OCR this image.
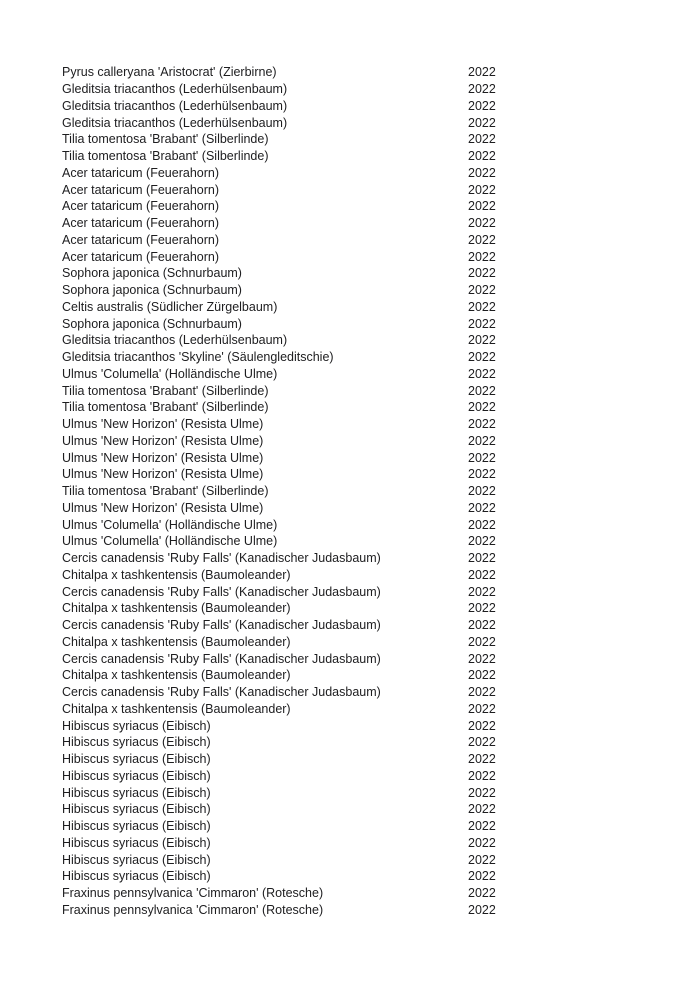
Pyrus calleryana 'Aristocrat' (Zierbirne)	2022
Gleditsia triacanthos (Lederhülsenbaum)	2022
Gleditsia triacanthos (Lederhülsenbaum)	2022
Gleditsia triacanthos (Lederhülsenbaum)	2022
Tilia tomentosa 'Brabant' (Silberlinde)	2022
Tilia tomentosa 'Brabant' (Silberlinde)	2022
Acer tataricum (Feuerahorn)	2022
Acer tataricum (Feuerahorn)	2022
Acer tataricum (Feuerahorn)	2022
Acer tataricum (Feuerahorn)	2022
Acer tataricum (Feuerahorn)	2022
Acer tataricum (Feuerahorn)	2022
Sophora japonica (Schnurbaum)	2022
Sophora japonica (Schnurbaum)	2022
Celtis australis (Südlicher Zürgelbaum)	2022
Sophora japonica (Schnurbaum)	2022
Gleditsia triacanthos (Lederhülsenbaum)	2022
Gleditsia triacanthos 'Skyline' (Säulengleditschie)	2022
Ulmus 'Columella' (Holländische Ulme)	2022
Tilia tomentosa 'Brabant' (Silberlinde)	2022
Tilia tomentosa 'Brabant' (Silberlinde)	2022
Ulmus 'New Horizon' (Resista Ulme)	2022
Ulmus 'New Horizon' (Resista Ulme)	2022
Ulmus 'New Horizon' (Resista Ulme)	2022
Ulmus 'New Horizon' (Resista Ulme)	2022
Tilia tomentosa 'Brabant' (Silberlinde)	2022
Ulmus 'New Horizon' (Resista Ulme)	2022
Ulmus 'Columella' (Holländische Ulme)	2022
Ulmus 'Columella' (Holländische Ulme)	2022
Cercis canadensis 'Ruby Falls' (Kanadischer Judasbaum)	2022
Chitalpa x tashkentensis (Baumoleander)	2022
Cercis canadensis 'Ruby Falls' (Kanadischer Judasbaum)	2022
Chitalpa x tashkentensis (Baumoleander)	2022
Cercis canadensis 'Ruby Falls' (Kanadischer Judasbaum)	2022
Chitalpa x tashkentensis (Baumoleander)	2022
Cercis canadensis 'Ruby Falls' (Kanadischer Judasbaum)	2022
Chitalpa x tashkentensis (Baumoleander)	2022
Cercis canadensis 'Ruby Falls' (Kanadischer Judasbaum)	2022
Chitalpa x tashkentensis (Baumoleander)	2022
Hibiscus syriacus (Eibisch)	2022
Hibiscus syriacus (Eibisch)	2022
Hibiscus syriacus (Eibisch)	2022
Hibiscus syriacus (Eibisch)	2022
Hibiscus syriacus (Eibisch)	2022
Hibiscus syriacus (Eibisch)	2022
Hibiscus syriacus (Eibisch)	2022
Hibiscus syriacus (Eibisch)	2022
Hibiscus syriacus (Eibisch)	2022
Hibiscus syriacus (Eibisch)	2022
Fraxinus pennsylvanica 'Cimmaron' (Rotesche)	2022
Fraxinus pennsylvanica 'Cimmaron' (Rotesche)	2022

**SET PROBLEM:** Go through the data above and transcribe it in full, omitting any image.

**WRITTEN SOLUTION:**
OCR this image.
Pyrus calleryana 'Aristocrat' (Zierbirne)	2022
Gleditsia triacanthos (Lederhülsenbaum)	2022
Gleditsia triacanthos (Lederhülsenbaum)	2022
Gleditsia triacanthos (Lederhülsenbaum)	2022
Tilia tomentosa 'Brabant' (Silberlinde)	2022
Tilia tomentosa 'Brabant' (Silberlinde)	2022
Acer tataricum (Feuerahorn)	2022
Acer tataricum (Feuerahorn)	2022
Acer tataricum (Feuerahorn)	2022
Acer tataricum (Feuerahorn)	2022
Acer tataricum (Feuerahorn)	2022
Acer tataricum (Feuerahorn)	2022
Sophora japonica (Schnurbaum)	2022
Sophora japonica (Schnurbaum)	2022
Celtis australis (Südlicher Zürgelbaum)	2022
Sophora japonica (Schnurbaum)	2022
Gleditsia triacanthos (Lederhülsenbaum)	2022
Gleditsia triacanthos 'Skyline' (Säulengleditschie)	2022
Ulmus 'Columella' (Holländische Ulme)	2022
Tilia tomentosa 'Brabant' (Silberlinde)	2022
Tilia tomentosa 'Brabant' (Silberlinde)	2022
Ulmus 'New Horizon' (Resista Ulme)	2022
Ulmus 'New Horizon' (Resista Ulme)	2022
Ulmus 'New Horizon' (Resista Ulme)	2022
Ulmus 'New Horizon' (Resista Ulme)	2022
Tilia tomentosa 'Brabant' (Silberlinde)	2022
Ulmus 'New Horizon' (Resista Ulme)	2022
Ulmus 'Columella' (Holländische Ulme)	2022
Ulmus 'Columella' (Holländische Ulme)	2022
Cercis canadensis 'Ruby Falls' (Kanadischer Judasbaum)	2022
Chitalpa x tashkentensis (Baumoleander)	2022
Cercis canadensis 'Ruby Falls' (Kanadischer Judasbaum)	2022
Chitalpa x tashkentensis (Baumoleander)	2022
Cercis canadensis 'Ruby Falls' (Kanadischer Judasbaum)	2022
Chitalpa x tashkentensis (Baumoleander)	2022
Cercis canadensis 'Ruby Falls' (Kanadischer Judasbaum)	2022
Chitalpa x tashkentensis (Baumoleander)	2022
Cercis canadensis 'Ruby Falls' (Kanadischer Judasbaum)	2022
Chitalpa x tashkentensis (Baumoleander)	2022
Hibiscus syriacus (Eibisch)	2022
Hibiscus syriacus (Eibisch)	2022
Hibiscus syriacus (Eibisch)	2022
Hibiscus syriacus (Eibisch)	2022
Hibiscus syriacus (Eibisch)	2022
Hibiscus syriacus (Eibisch)	2022
Hibiscus syriacus (Eibisch)	2022
Hibiscus syriacus (Eibisch)	2022
Hibiscus syriacus (Eibisch)	2022
Hibiscus syriacus (Eibisch)	2022
Fraxinus pennsylvanica 'Cimmaron' (Rotesche)	2022
Fraxinus pennsylvanica 'Cimmaron' (Rotesche)	2022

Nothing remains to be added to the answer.